*Written task*. Copy each line holding the string "When".

*Given records*.
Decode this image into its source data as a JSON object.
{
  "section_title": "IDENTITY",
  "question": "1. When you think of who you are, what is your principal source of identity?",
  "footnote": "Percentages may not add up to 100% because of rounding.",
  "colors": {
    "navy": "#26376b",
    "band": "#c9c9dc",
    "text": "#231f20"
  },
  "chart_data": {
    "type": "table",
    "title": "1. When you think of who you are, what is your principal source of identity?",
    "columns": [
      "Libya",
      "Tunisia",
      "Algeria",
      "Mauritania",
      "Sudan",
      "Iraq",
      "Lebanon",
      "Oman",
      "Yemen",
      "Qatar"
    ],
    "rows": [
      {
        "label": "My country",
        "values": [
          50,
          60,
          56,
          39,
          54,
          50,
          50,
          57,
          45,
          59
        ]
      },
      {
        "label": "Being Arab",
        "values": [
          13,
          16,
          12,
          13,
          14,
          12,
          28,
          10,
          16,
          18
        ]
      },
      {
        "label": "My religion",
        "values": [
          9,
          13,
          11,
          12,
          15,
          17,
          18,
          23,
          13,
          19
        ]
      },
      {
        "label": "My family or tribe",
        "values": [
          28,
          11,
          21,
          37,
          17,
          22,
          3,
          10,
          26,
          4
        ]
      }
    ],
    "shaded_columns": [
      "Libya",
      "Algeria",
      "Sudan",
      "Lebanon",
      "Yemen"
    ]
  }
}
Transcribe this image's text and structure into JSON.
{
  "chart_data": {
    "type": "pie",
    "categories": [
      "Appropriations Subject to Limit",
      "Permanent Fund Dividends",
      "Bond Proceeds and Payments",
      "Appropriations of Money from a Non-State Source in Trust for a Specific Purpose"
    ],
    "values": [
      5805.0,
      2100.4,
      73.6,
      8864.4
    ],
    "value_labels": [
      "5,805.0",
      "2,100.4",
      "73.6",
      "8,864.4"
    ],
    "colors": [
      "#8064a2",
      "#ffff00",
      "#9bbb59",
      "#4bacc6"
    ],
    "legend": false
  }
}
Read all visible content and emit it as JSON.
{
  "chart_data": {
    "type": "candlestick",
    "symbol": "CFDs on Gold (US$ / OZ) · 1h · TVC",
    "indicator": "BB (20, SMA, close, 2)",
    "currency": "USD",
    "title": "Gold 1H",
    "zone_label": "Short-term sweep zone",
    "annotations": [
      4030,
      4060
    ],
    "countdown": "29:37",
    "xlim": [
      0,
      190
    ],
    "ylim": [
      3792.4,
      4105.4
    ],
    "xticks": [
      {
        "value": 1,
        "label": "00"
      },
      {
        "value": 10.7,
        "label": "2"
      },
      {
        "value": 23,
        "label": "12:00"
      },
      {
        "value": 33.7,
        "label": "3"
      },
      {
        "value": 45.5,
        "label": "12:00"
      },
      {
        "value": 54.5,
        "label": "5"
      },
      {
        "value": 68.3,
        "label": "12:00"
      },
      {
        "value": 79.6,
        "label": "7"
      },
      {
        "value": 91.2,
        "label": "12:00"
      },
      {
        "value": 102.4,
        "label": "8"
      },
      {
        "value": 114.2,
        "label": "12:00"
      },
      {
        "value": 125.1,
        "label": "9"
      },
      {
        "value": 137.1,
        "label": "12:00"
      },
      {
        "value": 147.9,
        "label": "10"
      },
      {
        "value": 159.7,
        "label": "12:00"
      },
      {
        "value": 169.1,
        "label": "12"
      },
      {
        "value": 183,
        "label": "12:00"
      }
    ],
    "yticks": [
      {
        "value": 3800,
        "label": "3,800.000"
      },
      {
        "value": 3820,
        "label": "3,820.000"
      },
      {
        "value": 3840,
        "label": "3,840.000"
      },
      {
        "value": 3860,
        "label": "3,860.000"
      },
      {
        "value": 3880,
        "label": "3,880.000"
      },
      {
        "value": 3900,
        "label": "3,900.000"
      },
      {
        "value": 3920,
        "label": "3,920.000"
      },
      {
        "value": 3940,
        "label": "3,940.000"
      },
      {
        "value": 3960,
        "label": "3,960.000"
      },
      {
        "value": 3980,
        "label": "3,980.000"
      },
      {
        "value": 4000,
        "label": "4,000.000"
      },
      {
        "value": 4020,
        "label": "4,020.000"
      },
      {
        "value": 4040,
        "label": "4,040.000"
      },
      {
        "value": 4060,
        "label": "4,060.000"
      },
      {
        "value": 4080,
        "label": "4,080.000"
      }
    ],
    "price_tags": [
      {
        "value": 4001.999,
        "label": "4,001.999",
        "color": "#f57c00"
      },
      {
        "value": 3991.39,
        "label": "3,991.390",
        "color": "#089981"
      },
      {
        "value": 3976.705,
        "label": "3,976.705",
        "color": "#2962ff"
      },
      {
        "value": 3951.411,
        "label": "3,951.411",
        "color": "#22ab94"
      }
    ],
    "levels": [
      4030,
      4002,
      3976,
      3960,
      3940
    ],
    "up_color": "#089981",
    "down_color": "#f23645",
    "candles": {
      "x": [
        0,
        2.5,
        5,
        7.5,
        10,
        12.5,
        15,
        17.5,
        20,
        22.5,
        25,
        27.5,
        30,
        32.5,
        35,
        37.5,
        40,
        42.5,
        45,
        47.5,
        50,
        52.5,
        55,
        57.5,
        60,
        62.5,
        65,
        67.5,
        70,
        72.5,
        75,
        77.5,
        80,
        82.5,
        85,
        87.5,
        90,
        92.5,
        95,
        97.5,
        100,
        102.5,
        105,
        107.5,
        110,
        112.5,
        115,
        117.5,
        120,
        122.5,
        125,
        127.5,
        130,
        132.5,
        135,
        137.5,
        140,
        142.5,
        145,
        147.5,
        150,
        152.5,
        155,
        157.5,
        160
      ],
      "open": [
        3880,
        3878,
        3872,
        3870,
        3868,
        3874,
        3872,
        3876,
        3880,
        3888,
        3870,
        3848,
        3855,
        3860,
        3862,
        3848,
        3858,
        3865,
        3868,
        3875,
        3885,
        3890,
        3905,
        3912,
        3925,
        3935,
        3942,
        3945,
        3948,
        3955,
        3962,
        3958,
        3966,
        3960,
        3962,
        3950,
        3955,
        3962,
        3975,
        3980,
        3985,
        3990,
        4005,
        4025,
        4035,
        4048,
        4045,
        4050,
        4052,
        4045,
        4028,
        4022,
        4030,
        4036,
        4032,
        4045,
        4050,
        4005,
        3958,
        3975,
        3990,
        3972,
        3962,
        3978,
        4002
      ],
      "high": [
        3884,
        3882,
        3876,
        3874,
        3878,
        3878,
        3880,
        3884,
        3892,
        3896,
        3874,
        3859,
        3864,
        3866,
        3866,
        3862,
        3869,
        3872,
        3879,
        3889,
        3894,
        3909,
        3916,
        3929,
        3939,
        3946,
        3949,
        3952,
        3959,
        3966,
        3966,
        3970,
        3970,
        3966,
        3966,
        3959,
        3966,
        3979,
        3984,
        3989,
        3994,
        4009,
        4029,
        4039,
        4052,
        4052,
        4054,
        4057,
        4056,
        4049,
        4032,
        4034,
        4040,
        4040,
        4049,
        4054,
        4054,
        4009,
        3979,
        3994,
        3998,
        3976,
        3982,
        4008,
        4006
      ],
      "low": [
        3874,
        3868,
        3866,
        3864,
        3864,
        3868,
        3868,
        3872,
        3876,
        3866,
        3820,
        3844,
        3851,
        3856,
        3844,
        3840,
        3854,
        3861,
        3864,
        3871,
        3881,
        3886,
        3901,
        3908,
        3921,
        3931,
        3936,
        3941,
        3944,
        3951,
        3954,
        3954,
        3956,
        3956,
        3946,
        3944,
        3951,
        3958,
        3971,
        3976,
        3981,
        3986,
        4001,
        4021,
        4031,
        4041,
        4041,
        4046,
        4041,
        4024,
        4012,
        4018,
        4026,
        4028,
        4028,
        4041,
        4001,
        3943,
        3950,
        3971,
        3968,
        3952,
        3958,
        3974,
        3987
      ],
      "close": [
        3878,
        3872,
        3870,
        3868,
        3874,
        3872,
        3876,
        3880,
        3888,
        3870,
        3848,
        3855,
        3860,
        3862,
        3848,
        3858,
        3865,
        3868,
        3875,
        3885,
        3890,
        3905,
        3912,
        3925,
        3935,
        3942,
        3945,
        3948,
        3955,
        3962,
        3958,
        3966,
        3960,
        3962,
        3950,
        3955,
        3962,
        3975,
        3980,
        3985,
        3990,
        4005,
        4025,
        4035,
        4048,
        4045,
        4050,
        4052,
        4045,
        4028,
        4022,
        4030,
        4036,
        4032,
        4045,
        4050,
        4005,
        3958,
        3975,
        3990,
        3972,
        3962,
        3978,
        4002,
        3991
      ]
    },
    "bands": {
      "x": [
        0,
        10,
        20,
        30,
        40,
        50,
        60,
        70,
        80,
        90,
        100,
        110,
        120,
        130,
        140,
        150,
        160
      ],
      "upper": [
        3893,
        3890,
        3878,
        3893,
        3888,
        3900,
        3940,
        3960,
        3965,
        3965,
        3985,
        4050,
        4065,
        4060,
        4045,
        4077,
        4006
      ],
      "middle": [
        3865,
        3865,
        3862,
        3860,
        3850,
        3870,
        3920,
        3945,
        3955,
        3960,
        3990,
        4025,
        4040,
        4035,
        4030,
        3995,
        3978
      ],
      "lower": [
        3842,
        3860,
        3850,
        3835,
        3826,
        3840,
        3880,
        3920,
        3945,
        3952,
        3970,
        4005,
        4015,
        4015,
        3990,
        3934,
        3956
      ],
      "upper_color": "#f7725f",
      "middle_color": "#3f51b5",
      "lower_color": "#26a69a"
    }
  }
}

*Response for this exercise*.
  "question": "1. When you think of who you are, what is your principal source of identity?",
    "title": "1. When you think of who you are, what is your principal source of identity?",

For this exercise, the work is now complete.